Stored data entries:

..........

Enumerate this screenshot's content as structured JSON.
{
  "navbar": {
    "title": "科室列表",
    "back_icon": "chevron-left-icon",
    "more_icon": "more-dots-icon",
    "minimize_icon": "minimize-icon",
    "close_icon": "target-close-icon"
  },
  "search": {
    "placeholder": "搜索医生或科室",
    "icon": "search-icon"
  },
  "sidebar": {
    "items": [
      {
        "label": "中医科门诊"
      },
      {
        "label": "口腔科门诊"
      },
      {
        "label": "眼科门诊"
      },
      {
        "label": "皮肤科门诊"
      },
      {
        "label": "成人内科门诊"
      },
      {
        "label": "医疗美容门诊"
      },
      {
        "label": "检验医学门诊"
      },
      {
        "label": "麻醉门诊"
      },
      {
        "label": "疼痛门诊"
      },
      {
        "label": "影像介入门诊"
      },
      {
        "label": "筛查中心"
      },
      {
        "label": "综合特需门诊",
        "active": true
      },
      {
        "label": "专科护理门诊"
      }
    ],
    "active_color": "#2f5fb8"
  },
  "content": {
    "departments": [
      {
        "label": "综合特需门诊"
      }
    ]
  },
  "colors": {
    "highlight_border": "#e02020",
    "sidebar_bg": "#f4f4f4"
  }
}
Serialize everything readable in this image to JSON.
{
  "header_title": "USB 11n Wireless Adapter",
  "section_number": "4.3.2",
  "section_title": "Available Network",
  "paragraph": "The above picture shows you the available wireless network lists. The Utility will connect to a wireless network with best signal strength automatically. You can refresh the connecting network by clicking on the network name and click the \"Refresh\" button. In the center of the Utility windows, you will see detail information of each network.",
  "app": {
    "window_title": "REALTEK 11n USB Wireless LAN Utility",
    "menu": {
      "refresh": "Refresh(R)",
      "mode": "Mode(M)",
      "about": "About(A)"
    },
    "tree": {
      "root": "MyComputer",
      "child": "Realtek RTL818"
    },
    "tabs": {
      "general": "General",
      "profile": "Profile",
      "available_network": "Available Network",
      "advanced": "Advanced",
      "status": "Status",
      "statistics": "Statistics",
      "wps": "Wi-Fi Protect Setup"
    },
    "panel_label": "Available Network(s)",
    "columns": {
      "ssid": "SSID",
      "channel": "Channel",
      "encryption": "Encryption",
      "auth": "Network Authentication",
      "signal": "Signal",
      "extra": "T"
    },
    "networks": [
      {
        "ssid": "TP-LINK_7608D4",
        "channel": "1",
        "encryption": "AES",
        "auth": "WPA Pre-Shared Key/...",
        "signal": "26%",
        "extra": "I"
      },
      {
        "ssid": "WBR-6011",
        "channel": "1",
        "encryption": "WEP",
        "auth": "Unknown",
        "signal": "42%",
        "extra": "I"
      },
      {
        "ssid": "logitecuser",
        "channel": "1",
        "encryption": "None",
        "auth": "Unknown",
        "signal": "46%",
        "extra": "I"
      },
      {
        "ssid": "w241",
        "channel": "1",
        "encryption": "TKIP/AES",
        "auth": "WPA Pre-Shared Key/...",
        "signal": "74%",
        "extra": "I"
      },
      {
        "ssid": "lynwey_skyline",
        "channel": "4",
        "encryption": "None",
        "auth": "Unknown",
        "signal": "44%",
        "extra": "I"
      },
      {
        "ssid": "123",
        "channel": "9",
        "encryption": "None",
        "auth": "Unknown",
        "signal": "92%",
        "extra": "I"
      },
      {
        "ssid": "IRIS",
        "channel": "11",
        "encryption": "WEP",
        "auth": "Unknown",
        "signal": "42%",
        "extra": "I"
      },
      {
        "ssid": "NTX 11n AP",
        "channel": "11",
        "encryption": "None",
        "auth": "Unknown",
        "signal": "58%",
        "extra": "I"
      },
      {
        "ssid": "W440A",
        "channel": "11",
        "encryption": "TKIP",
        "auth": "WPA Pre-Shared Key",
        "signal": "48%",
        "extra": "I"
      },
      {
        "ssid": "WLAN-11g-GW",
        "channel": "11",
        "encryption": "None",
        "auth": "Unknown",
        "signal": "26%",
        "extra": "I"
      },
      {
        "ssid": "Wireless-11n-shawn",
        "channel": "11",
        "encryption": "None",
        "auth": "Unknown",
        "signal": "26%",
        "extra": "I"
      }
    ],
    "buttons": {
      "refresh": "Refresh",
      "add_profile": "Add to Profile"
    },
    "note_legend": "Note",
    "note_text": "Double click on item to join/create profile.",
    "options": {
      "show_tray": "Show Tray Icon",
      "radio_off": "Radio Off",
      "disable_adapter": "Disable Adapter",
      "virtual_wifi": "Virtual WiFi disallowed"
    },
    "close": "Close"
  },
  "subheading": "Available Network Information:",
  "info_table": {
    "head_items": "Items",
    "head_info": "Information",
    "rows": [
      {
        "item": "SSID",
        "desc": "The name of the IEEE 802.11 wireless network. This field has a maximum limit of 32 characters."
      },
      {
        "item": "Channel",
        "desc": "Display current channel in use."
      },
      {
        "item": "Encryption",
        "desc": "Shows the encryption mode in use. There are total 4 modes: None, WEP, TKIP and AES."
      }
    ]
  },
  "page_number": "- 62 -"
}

..........

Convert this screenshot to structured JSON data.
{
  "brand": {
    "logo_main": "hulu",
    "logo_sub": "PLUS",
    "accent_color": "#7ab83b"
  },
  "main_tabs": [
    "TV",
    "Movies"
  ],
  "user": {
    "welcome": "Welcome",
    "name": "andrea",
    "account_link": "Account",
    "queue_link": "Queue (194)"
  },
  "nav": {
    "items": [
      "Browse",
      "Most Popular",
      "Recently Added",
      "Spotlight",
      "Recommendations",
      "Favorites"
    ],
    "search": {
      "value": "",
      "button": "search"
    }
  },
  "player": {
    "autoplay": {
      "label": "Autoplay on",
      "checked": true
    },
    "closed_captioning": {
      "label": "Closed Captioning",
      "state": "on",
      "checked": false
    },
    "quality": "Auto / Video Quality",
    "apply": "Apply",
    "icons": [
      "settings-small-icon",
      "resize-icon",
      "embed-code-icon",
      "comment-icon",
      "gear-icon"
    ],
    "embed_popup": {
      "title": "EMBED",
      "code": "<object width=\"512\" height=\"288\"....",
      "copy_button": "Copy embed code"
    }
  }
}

..........

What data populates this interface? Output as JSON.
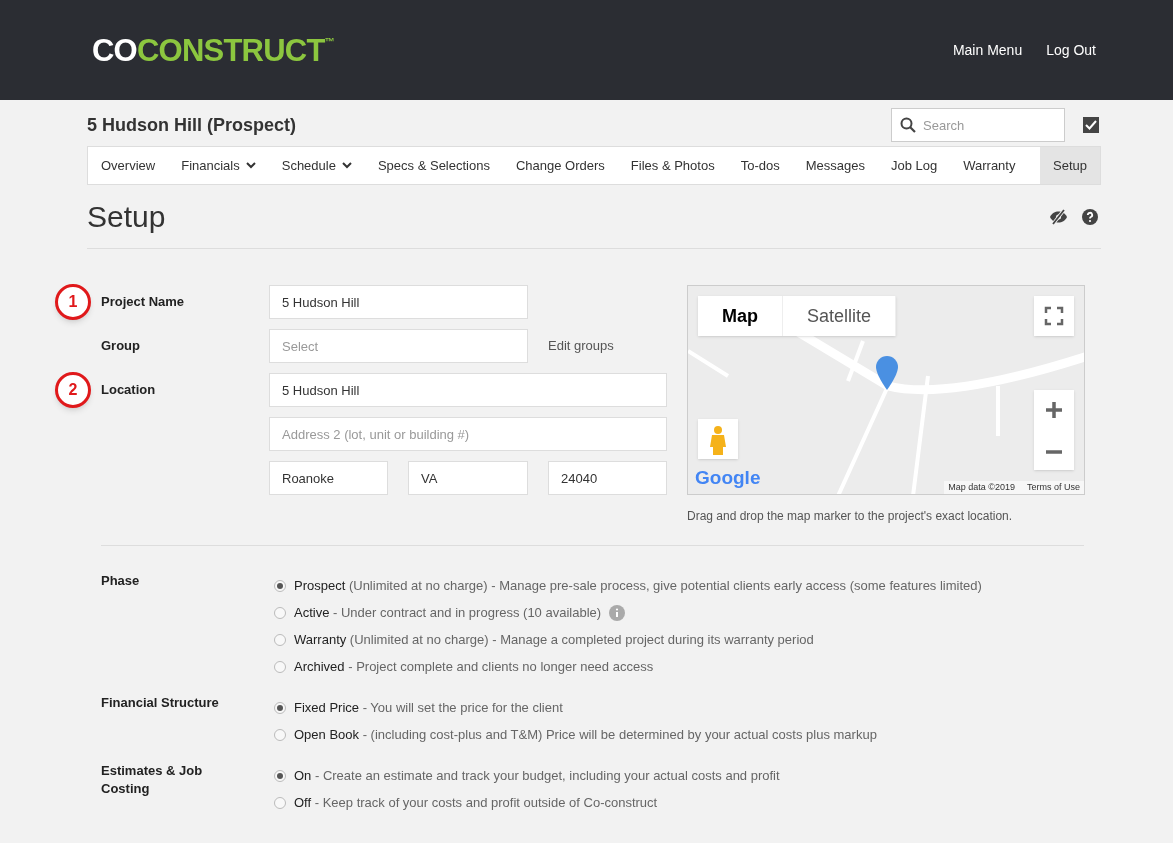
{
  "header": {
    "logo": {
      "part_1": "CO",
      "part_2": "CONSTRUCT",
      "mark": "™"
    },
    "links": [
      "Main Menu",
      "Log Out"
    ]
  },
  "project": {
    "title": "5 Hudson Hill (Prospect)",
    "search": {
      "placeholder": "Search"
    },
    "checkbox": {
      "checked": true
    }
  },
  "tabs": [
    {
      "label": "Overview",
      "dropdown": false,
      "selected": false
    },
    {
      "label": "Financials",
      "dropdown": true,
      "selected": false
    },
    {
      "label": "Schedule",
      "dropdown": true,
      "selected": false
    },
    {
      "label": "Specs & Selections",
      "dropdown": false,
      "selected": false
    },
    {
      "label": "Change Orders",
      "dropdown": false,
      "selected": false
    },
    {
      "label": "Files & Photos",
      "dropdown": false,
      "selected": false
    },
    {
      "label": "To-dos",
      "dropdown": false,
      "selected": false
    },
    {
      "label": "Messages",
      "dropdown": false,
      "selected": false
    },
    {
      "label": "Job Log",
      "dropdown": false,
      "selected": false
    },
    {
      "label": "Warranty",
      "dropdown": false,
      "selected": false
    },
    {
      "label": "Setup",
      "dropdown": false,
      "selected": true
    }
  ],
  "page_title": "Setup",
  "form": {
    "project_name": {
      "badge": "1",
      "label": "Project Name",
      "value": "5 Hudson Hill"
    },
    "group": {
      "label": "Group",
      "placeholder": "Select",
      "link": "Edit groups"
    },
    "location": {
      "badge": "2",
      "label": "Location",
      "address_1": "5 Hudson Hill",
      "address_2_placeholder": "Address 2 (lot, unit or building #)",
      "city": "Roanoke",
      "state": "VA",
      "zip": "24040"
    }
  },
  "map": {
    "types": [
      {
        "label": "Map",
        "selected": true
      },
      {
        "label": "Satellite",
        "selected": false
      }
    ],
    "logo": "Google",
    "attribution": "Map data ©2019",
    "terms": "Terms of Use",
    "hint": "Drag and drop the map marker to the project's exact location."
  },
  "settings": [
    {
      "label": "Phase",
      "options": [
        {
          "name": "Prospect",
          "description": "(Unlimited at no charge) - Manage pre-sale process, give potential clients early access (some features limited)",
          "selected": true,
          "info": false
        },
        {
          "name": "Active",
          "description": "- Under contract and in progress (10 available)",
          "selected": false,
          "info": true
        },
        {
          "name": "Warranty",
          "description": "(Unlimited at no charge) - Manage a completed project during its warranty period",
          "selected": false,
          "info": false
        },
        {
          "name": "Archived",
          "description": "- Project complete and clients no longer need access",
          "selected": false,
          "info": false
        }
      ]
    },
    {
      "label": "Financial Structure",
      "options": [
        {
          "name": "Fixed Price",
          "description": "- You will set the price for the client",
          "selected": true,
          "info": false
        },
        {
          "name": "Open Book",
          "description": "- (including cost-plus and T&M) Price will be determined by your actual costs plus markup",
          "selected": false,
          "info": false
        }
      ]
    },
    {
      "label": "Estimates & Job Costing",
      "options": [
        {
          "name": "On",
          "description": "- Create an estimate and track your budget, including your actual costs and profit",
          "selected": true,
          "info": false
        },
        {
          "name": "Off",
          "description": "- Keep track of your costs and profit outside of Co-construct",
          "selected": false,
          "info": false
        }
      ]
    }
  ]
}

..........

WHAT IS EXPECTED » Copy out all lines above that include the string "TKIP".

COMPLETED EXERCISE »
        "encryption": "TKIP/AES",
        "encryption": "TKIP",
        "desc": "Shows the encryption mode in use. There are total 4 modes: None, WEP, TKIP and AES."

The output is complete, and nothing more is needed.